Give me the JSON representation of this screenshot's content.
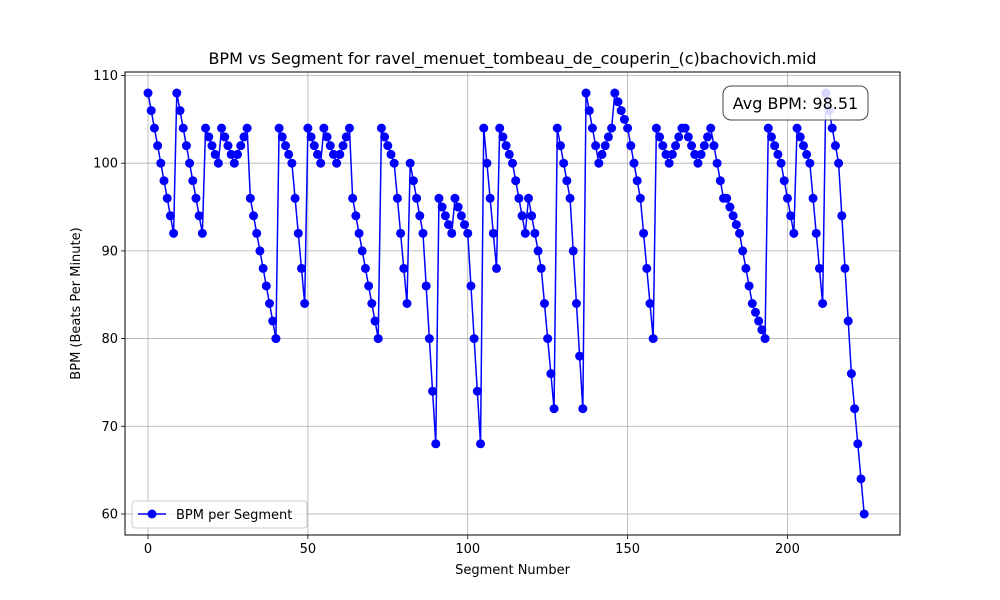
{
  "chart_data": {
    "type": "line",
    "title": "BPM vs Segment for ravel_menuet_tombeau_de_couperin_(c)bachovich.mid",
    "xlabel": "Segment Number",
    "ylabel": "BPM (Beats Per Minute)",
    "xlim": [
      -7.2,
      235.2
    ],
    "ylim": [
      57.6,
      110.4
    ],
    "xticks": [
      0,
      50,
      100,
      150,
      200
    ],
    "yticks": [
      60,
      70,
      80,
      90,
      100,
      110
    ],
    "grid": true,
    "legend_position": "bottom-left",
    "annotation": "Avg BPM: 98.51",
    "series": [
      {
        "name": "BPM per Segment",
        "color": "#0000ff",
        "marker": "circle",
        "values": [
          108,
          106,
          104,
          102,
          100,
          98,
          96,
          94,
          92,
          108,
          106,
          104,
          102,
          100,
          98,
          96,
          94,
          92,
          104,
          103,
          102,
          101,
          100,
          104,
          103,
          102,
          101,
          100,
          101,
          102,
          103,
          104,
          96,
          94,
          92,
          90,
          88,
          86,
          84,
          82,
          80,
          104,
          103,
          102,
          101,
          100,
          96,
          92,
          88,
          84,
          104,
          103,
          102,
          101,
          100,
          104,
          103,
          102,
          101,
          100,
          101,
          102,
          103,
          104,
          96,
          94,
          92,
          90,
          88,
          86,
          84,
          82,
          80,
          104,
          103,
          102,
          101,
          100,
          96,
          92,
          88,
          84,
          100,
          98,
          96,
          94,
          92,
          86,
          80,
          74,
          68,
          96,
          95,
          94,
          93,
          92,
          96,
          95,
          94,
          93,
          92,
          86,
          80,
          74,
          68,
          104,
          100,
          96,
          92,
          88,
          104,
          103,
          102,
          101,
          100,
          98,
          96,
          94,
          92,
          96,
          94,
          92,
          90,
          88,
          84,
          80,
          76,
          72,
          104,
          102,
          100,
          98,
          96,
          90,
          84,
          78,
          72,
          108,
          106,
          104,
          102,
          100,
          101,
          102,
          103,
          104,
          108,
          107,
          106,
          105,
          104,
          102,
          100,
          98,
          96,
          92,
          88,
          84,
          80,
          104,
          103,
          102,
          101,
          100,
          101,
          102,
          103,
          104,
          104,
          103,
          102,
          101,
          100,
          101,
          102,
          103,
          104,
          102,
          100,
          98,
          96,
          96,
          95,
          94,
          93,
          92,
          90,
          88,
          86,
          84,
          83,
          82,
          81,
          80,
          104,
          103,
          102,
          101,
          100,
          98,
          96,
          94,
          92,
          104,
          103,
          102,
          101,
          100,
          96,
          92,
          88,
          84,
          108,
          106,
          104,
          102,
          100,
          94,
          88,
          82,
          76,
          72,
          68,
          64,
          60
        ]
      }
    ]
  }
}
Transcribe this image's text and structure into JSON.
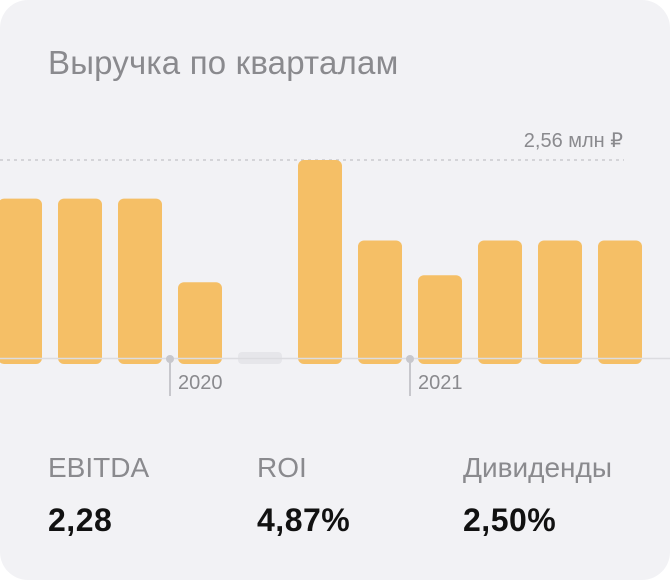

----------

* WRITTEN REQUEST
Write the full listing out again with every line unchanged, but include no pictures.

* THE SOLUTION
Give me the JSON representation of this screenshot's content.
{
  "chart_data": {
    "type": "line",
    "title": "BPM vs Segment for ravel_menuet_tombeau_de_couperin_(c)bachovich.mid",
    "xlabel": "Segment Number",
    "ylabel": "BPM (Beats Per Minute)",
    "xlim": [
      -7.2,
      235.2
    ],
    "ylim": [
      57.6,
      110.4
    ],
    "xticks": [
      0,
      50,
      100,
      150,
      200
    ],
    "yticks": [
      60,
      70,
      80,
      90,
      100,
      110
    ],
    "grid": true,
    "legend_position": "bottom-left",
    "annotation": "Avg BPM: 98.51",
    "series": [
      {
        "name": "BPM per Segment",
        "color": "#0000ff",
        "marker": "circle",
        "values": [
          108,
          106,
          104,
          102,
          100,
          98,
          96,
          94,
          92,
          108,
          106,
          104,
          102,
          100,
          98,
          96,
          94,
          92,
          104,
          103,
          102,
          101,
          100,
          104,
          103,
          102,
          101,
          100,
          101,
          102,
          103,
          104,
          96,
          94,
          92,
          90,
          88,
          86,
          84,
          82,
          80,
          104,
          103,
          102,
          101,
          100,
          96,
          92,
          88,
          84,
          104,
          103,
          102,
          101,
          100,
          104,
          103,
          102,
          101,
          100,
          101,
          102,
          103,
          104,
          96,
          94,
          92,
          90,
          88,
          86,
          84,
          82,
          80,
          104,
          103,
          102,
          101,
          100,
          96,
          92,
          88,
          84,
          100,
          98,
          96,
          94,
          92,
          86,
          80,
          74,
          68,
          96,
          95,
          94,
          93,
          92,
          96,
          95,
          94,
          93,
          92,
          86,
          80,
          74,
          68,
          104,
          100,
          96,
          92,
          88,
          104,
          103,
          102,
          101,
          100,
          98,
          96,
          94,
          92,
          96,
          94,
          92,
          90,
          88,
          84,
          80,
          76,
          72,
          104,
          102,
          100,
          98,
          96,
          90,
          84,
          78,
          72,
          108,
          106,
          104,
          102,
          100,
          101,
          102,
          103,
          104,
          108,
          107,
          106,
          105,
          104,
          102,
          100,
          98,
          96,
          92,
          88,
          84,
          80,
          104,
          103,
          102,
          101,
          100,
          101,
          102,
          103,
          104,
          104,
          103,
          102,
          101,
          100,
          101,
          102,
          103,
          104,
          102,
          100,
          98,
          96,
          96,
          95,
          94,
          93,
          92,
          90,
          88,
          86,
          84,
          83,
          82,
          81,
          80,
          104,
          103,
          102,
          101,
          100,
          98,
          96,
          94,
          92,
          104,
          103,
          102,
          101,
          100,
          96,
          92,
          88,
          84,
          108,
          106,
          104,
          102,
          100,
          94,
          88,
          82,
          76,
          72,
          68,
          64,
          60
        ]
      }
    ]
  }
}
Transcribe this image's text and structure into JSON.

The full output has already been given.